> GOAL: Keep only the lines of the listing that include the word "Ἐπειδὴ", and copy them.

> EXTRACTED MATERIAL:
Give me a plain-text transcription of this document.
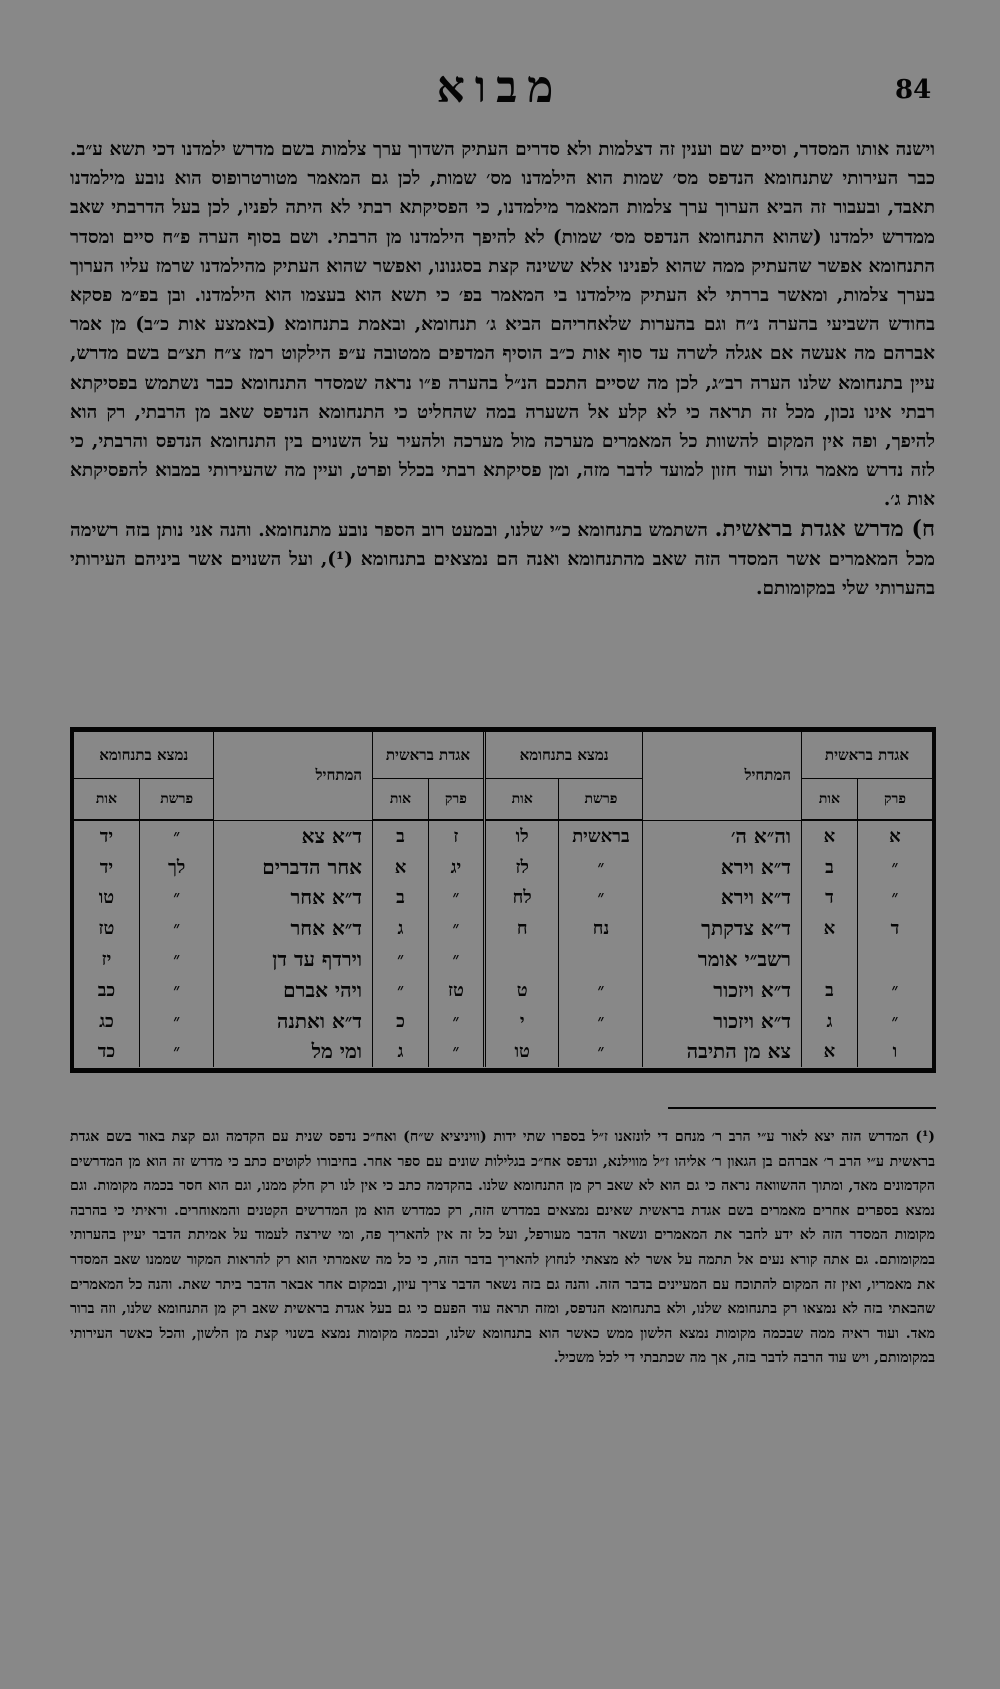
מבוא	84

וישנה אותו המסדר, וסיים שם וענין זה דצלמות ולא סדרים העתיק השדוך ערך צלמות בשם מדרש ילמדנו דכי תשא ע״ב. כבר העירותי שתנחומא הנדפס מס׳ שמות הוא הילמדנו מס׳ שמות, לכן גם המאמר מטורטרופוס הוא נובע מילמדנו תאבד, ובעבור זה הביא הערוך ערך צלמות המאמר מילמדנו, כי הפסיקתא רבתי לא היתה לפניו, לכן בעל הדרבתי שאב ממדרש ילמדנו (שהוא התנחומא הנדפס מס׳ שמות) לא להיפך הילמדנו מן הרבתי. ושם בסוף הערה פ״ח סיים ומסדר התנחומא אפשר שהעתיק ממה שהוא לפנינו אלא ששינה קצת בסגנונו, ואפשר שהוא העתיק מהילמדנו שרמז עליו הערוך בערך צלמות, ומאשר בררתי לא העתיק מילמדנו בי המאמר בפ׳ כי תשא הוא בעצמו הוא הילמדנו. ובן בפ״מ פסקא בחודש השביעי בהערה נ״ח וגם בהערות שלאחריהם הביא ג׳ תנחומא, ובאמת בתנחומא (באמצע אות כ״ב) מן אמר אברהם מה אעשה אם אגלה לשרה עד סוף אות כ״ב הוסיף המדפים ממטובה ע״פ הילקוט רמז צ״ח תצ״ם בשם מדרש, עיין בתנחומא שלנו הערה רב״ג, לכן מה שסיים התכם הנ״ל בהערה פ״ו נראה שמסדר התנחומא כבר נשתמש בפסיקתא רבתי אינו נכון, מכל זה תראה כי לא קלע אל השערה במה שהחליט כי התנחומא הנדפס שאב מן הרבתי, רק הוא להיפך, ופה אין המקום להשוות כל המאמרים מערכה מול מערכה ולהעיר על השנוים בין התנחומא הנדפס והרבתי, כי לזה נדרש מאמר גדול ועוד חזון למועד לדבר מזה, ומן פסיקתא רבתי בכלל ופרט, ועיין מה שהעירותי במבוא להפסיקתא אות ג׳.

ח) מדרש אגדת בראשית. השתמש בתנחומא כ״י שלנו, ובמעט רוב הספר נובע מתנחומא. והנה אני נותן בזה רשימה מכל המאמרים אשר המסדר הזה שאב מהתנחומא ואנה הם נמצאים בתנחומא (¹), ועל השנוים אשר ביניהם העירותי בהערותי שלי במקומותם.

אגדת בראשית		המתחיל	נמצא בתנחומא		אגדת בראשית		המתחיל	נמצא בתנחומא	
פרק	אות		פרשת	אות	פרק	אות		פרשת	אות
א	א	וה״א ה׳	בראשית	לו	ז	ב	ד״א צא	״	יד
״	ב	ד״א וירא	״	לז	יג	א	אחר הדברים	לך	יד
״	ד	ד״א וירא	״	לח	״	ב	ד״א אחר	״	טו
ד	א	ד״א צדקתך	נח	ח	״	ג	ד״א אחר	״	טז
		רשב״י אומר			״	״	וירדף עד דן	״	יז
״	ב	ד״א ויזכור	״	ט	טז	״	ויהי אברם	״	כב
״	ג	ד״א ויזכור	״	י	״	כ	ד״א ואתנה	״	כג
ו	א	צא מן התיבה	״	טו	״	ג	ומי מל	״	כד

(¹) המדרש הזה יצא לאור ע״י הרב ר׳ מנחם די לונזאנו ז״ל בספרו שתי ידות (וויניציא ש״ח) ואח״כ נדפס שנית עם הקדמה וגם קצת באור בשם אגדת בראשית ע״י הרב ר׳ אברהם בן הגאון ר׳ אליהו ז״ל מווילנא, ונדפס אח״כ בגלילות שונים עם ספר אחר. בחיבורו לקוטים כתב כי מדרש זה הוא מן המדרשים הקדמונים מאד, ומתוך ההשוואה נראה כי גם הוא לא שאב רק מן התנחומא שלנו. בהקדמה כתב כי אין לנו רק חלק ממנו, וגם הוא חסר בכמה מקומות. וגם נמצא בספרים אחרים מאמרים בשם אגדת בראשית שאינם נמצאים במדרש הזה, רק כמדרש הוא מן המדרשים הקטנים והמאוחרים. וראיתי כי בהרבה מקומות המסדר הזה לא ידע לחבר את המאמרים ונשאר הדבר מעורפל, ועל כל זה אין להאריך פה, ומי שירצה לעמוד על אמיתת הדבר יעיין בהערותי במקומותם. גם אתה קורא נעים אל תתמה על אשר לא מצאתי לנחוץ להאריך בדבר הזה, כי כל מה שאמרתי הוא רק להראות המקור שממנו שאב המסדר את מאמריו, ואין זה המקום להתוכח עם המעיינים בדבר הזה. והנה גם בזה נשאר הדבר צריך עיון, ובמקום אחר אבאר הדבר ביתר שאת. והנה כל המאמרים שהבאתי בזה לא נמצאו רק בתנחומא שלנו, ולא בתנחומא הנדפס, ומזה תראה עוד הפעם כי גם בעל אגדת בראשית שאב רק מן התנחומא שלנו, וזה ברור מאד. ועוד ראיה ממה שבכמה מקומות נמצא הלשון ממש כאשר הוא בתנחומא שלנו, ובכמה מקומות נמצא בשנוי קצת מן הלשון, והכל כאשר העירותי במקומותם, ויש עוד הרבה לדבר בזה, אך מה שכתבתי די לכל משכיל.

...

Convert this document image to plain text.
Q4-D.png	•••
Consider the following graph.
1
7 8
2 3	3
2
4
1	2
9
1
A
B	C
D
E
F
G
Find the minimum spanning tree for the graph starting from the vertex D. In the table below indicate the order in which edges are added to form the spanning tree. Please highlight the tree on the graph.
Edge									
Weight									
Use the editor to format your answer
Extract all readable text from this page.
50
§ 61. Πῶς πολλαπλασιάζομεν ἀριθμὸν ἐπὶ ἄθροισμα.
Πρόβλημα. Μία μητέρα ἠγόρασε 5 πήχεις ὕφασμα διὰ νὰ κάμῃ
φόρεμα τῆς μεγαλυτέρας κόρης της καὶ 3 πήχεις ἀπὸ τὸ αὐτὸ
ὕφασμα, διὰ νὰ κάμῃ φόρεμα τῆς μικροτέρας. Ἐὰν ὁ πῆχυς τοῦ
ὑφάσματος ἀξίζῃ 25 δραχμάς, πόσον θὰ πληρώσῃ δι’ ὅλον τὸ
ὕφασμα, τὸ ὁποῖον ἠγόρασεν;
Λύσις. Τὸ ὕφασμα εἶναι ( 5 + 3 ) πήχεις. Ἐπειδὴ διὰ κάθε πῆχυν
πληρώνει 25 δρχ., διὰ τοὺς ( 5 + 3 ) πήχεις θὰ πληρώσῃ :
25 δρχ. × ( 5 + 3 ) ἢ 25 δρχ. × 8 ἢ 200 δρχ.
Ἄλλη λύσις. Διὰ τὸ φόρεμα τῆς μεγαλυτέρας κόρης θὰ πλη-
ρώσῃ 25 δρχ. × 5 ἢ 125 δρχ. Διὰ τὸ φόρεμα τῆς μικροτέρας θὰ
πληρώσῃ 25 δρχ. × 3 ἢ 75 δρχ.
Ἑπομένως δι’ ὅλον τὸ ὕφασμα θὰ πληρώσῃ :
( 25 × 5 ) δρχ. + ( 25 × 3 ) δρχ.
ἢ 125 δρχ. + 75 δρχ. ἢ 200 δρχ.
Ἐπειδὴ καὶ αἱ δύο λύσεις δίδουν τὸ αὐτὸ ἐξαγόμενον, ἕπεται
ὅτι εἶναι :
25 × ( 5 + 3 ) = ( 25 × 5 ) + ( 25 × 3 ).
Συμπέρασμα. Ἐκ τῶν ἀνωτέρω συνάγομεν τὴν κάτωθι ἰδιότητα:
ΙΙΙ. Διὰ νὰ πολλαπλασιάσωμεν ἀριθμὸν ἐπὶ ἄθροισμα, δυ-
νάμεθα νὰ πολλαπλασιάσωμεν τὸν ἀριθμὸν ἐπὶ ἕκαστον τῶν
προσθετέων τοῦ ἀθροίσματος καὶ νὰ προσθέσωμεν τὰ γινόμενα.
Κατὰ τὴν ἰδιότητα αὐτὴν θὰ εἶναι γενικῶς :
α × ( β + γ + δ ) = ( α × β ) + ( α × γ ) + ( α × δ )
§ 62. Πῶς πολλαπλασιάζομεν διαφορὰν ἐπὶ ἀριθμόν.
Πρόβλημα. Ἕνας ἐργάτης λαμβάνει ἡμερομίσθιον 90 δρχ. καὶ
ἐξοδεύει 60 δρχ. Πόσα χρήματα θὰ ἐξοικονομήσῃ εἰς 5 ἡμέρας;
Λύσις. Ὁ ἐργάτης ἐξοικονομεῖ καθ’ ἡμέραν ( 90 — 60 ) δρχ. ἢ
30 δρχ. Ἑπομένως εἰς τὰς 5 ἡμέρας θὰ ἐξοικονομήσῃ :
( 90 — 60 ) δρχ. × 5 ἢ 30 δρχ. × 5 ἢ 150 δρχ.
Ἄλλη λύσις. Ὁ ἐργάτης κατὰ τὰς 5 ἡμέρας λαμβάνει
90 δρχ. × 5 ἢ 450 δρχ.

> ANSWER TO THIS PROBLEM:
Λύσις. Τὸ ὕφασμα εἶναι ( 5 + 3 ) πήχεις. Ἐπειδὴ διὰ κάθε πῆχυν
Ἐπειδὴ καὶ αἱ δύο λύσεις δίδουν τὸ αὐτὸ ἐξαγόμενον, ἕπεται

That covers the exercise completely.